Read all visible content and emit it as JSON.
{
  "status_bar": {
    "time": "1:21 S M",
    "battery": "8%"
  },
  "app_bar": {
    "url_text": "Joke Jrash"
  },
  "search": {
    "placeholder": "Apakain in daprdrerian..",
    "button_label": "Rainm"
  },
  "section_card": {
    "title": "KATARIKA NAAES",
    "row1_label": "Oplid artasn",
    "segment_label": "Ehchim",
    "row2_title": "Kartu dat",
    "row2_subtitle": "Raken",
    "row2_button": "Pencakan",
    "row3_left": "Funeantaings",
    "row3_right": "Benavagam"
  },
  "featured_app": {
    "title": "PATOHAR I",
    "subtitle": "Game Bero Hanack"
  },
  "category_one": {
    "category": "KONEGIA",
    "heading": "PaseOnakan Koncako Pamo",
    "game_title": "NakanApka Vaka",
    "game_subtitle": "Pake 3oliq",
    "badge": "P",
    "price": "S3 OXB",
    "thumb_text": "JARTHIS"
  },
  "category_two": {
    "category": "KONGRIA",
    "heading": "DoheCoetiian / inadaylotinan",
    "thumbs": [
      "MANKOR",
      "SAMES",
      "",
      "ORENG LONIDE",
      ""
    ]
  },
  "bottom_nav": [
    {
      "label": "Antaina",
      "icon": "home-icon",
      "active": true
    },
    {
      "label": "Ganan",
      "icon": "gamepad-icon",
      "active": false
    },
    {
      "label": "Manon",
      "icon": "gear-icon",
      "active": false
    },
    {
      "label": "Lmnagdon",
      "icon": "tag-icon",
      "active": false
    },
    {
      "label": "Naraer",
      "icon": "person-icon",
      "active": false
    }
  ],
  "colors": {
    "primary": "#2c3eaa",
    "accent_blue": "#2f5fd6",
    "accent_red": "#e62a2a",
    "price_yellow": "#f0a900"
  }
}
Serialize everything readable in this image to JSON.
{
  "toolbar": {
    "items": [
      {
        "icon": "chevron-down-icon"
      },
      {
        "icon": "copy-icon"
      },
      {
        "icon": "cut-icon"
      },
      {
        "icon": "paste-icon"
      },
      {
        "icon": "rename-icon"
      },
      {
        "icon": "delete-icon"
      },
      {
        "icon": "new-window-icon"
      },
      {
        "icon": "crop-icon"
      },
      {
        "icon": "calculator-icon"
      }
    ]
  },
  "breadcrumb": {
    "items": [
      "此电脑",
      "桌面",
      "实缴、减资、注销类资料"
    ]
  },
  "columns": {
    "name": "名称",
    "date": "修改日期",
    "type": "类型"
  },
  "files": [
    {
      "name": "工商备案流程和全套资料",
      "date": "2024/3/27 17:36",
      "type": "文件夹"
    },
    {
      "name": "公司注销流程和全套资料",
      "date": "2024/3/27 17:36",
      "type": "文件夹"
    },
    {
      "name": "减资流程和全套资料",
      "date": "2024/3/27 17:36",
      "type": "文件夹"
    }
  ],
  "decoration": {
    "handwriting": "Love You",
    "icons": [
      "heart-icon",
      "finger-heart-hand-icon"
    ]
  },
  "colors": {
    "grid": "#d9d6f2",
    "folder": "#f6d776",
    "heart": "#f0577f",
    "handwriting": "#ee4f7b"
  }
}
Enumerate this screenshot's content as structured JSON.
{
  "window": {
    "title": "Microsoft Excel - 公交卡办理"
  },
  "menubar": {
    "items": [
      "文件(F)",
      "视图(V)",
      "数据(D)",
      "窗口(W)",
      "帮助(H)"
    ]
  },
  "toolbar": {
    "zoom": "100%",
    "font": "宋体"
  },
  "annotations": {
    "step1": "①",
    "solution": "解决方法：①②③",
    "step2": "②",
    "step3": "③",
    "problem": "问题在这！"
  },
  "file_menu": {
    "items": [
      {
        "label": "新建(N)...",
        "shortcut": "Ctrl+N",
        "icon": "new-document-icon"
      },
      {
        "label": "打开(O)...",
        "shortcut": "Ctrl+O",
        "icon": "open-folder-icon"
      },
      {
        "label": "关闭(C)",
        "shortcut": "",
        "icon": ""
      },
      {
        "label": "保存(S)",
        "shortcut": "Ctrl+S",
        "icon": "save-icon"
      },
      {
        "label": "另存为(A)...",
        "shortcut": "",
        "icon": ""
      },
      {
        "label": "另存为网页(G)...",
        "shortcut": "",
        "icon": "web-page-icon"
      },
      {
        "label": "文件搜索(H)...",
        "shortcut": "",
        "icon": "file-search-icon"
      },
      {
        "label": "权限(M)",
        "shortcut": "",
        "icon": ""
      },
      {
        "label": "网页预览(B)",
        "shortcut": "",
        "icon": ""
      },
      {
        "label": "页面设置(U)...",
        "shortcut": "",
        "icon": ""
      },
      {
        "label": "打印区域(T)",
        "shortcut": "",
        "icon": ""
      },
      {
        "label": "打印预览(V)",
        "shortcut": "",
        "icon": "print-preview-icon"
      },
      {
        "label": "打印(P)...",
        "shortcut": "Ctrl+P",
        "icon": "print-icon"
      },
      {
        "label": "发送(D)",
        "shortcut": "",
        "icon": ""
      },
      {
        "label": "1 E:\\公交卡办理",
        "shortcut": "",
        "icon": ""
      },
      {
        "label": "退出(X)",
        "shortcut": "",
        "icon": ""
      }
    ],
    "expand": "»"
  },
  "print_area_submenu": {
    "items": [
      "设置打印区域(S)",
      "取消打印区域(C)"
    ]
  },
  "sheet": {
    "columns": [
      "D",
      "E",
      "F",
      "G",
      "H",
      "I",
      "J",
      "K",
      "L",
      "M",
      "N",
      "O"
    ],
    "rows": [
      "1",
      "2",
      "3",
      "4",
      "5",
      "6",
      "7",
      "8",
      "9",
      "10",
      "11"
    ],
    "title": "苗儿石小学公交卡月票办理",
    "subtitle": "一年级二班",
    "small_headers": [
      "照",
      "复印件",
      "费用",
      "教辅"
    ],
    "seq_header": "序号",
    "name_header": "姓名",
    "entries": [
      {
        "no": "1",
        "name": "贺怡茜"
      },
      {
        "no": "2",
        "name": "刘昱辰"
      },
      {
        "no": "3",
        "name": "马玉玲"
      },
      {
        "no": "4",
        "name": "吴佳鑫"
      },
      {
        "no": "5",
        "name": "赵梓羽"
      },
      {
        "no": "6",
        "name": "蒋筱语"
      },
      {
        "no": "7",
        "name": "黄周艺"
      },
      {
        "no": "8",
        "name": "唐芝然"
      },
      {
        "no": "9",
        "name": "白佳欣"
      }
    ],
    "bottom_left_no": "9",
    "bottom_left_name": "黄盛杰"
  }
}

━━━━━━━━━━━━━━━━━━━━

§ Problem to solve: All of the material above needs to be retyped word for word.

§ Worked answer:
Read all visible content and emit it as JSON.
{
  "status_bar": {
    "time": "1:21 S M",
    "battery": "8%"
  },
  "app_bar": {
    "url_text": "Joke Jrash"
  },
  "search": {
    "placeholder": "Apakain in daprdrerian..",
    "button_label": "Rainm"
  },
  "section_card": {
    "title": "KATARIKA NAAES",
    "row1_label": "Oplid artasn",
    "segment_label": "Ehchim",
    "row2_title": "Kartu dat",
    "row2_subtitle": "Raken",
    "row2_button": "Pencakan",
    "row3_left": "Funeantaings",
    "row3_right": "Benavagam"
  },
  "featured_app": {
    "title": "PATOHAR I",
    "subtitle": "Game Bero Hanack"
  },
  "category_one": {
    "category": "KONEGIA",
    "heading": "PaseOnakan Koncako Pamo",
    "game_title": "NakanApka Vaka",
    "game_subtitle": "Pake 3oliq",
    "badge": "P",
    "price": "S3 OXB",
    "thumb_text": "JARTHIS"
  },
  "category_two": {
    "category": "KONGRIA",
    "heading": "DoheCoetiian / inadaylotinan",
    "thumbs": [
      "MANKOR",
      "SAMES",
      "",
      "ORENG LONIDE",
      ""
    ]
  },
  "bottom_nav": [
    {
      "label": "Antaina",
      "icon": "home-icon",
      "active": true
    },
    {
      "label": "Ganan",
      "icon": "gamepad-icon",
      "active": false
    },
    {
      "label": "Manon",
      "icon": "gear-icon",
      "active": false
    },
    {
      "label": "Lmnagdon",
      "icon": "tag-icon",
      "active": false
    },
    {
      "label": "Naraer",
      "icon": "person-icon",
      "active": false
    }
  ],
  "colors": {
    "primary": "#2c3eaa",
    "accent_blue": "#2f5fd6",
    "accent_red": "#e62a2a",
    "price_yellow": "#f0a900"
  }
}
Serialize everything readable in this image to JSON.
{
  "toolbar": {
    "items": [
      {
        "icon": "chevron-down-icon"
      },
      {
        "icon": "copy-icon"
      },
      {
        "icon": "cut-icon"
      },
      {
        "icon": "paste-icon"
      },
      {
        "icon": "rename-icon"
      },
      {
        "icon": "delete-icon"
      },
      {
        "icon": "new-window-icon"
      },
      {
        "icon": "crop-icon"
      },
      {
        "icon": "calculator-icon"
      }
    ]
  },
  "breadcrumb": {
    "items": [
      "此电脑",
      "桌面",
      "实缴、减资、注销类资料"
    ]
  },
  "columns": {
    "name": "名称",
    "date": "修改日期",
    "type": "类型"
  },
  "files": [
    {
      "name": "工商备案流程和全套资料",
      "date": "2024/3/27 17:36",
      "type": "文件夹"
    },
    {
      "name": "公司注销流程和全套资料",
      "date": "2024/3/27 17:36",
      "type": "文件夹"
    },
    {
      "name": "减资流程和全套资料",
      "date": "2024/3/27 17:36",
      "type": "文件夹"
    }
  ],
  "decoration": {
    "handwriting": "Love You",
    "icons": [
      "heart-icon",
      "finger-heart-hand-icon"
    ]
  },
  "colors": {
    "grid": "#d9d6f2",
    "folder": "#f6d776",
    "heart": "#f0577f",
    "handwriting": "#ee4f7b"
  }
}
Enumerate this screenshot's content as structured JSON.
{
  "window": {
    "title": "Microsoft Excel - 公交卡办理"
  },
  "menubar": {
    "items": [
      "文件(F)",
      "视图(V)",
      "数据(D)",
      "窗口(W)",
      "帮助(H)"
    ]
  },
  "toolbar": {
    "zoom": "100%",
    "font": "宋体"
  },
  "annotations": {
    "step1": "①",
    "solution": "解决方法：①②③",
    "step2": "②",
    "step3": "③",
    "problem": "问题在这！"
  },
  "file_menu": {
    "items": [
      {
        "label": "新建(N)...",
        "shortcut": "Ctrl+N",
        "icon": "new-document-icon"
      },
      {
        "label": "打开(O)...",
        "shortcut": "Ctrl+O",
        "icon": "open-folder-icon"
      },
      {
        "label": "关闭(C)",
        "shortcut": "",
        "icon": ""
      },
      {
        "label": "保存(S)",
        "shortcut": "Ctrl+S",
        "icon": "save-icon"
      },
      {
        "label": "另存为(A)...",
        "shortcut": "",
        "icon": ""
      },
      {
        "label": "另存为网页(G)...",
        "shortcut": "",
        "icon": "web-page-icon"
      },
      {
        "label": "文件搜索(H)...",
        "shortcut": "",
        "icon": "file-search-icon"
      },
      {
        "label": "权限(M)",
        "shortcut": "",
        "icon": ""
      },
      {
        "label": "网页预览(B)",
        "shortcut": "",
        "icon": ""
      },
      {
        "label": "页面设置(U)...",
        "shortcut": "",
        "icon": ""
      },
      {
        "label": "打印区域(T)",
        "shortcut": "",
        "icon": ""
      },
      {
        "label": "打印预览(V)",
        "shortcut": "",
        "icon": "print-preview-icon"
      },
      {
        "label": "打印(P)...",
        "shortcut": "Ctrl+P",
        "icon": "print-icon"
      },
      {
        "label": "发送(D)",
        "shortcut": "",
        "icon": ""
      },
      {
        "label": "1 E:\\公交卡办理",
        "shortcut": "",
        "icon": ""
      },
      {
        "label": "退出(X)",
        "shortcut": "",
        "icon": ""
      }
    ],
    "expand": "»"
  },
  "print_area_submenu": {
    "items": [
      "设置打印区域(S)",
      "取消打印区域(C)"
    ]
  },
  "sheet": {
    "columns": [
      "D",
      "E",
      "F",
      "G",
      "H",
      "I",
      "J",
      "K",
      "L",
      "M",
      "N",
      "O"
    ],
    "rows": [
      "1",
      "2",
      "3",
      "4",
      "5",
      "6",
      "7",
      "8",
      "9",
      "10",
      "11"
    ],
    "title": "苗儿石小学公交卡月票办理",
    "subtitle": "一年级二班",
    "small_headers": [
      "照",
      "复印件",
      "费用",
      "教辅"
    ],
    "seq_header": "序号",
    "name_header": "姓名",
    "entries": [
      {
        "no": "1",
        "name": "贺怡茜"
      },
      {
        "no": "2",
        "name": "刘昱辰"
      },
      {
        "no": "3",
        "name": "马玉玲"
      },
      {
        "no": "4",
        "name": "吴佳鑫"
      },
      {
        "no": "5",
        "name": "赵梓羽"
      },
      {
        "no": "6",
        "name": "蒋筱语"
      },
      {
        "no": "7",
        "name": "黄周艺"
      },
      {
        "no": "8",
        "name": "唐芝然"
      },
      {
        "no": "9",
        "name": "白佳欣"
      }
    ],
    "bottom_left_no": "9",
    "bottom_left_name": "黄盛杰"
  }
}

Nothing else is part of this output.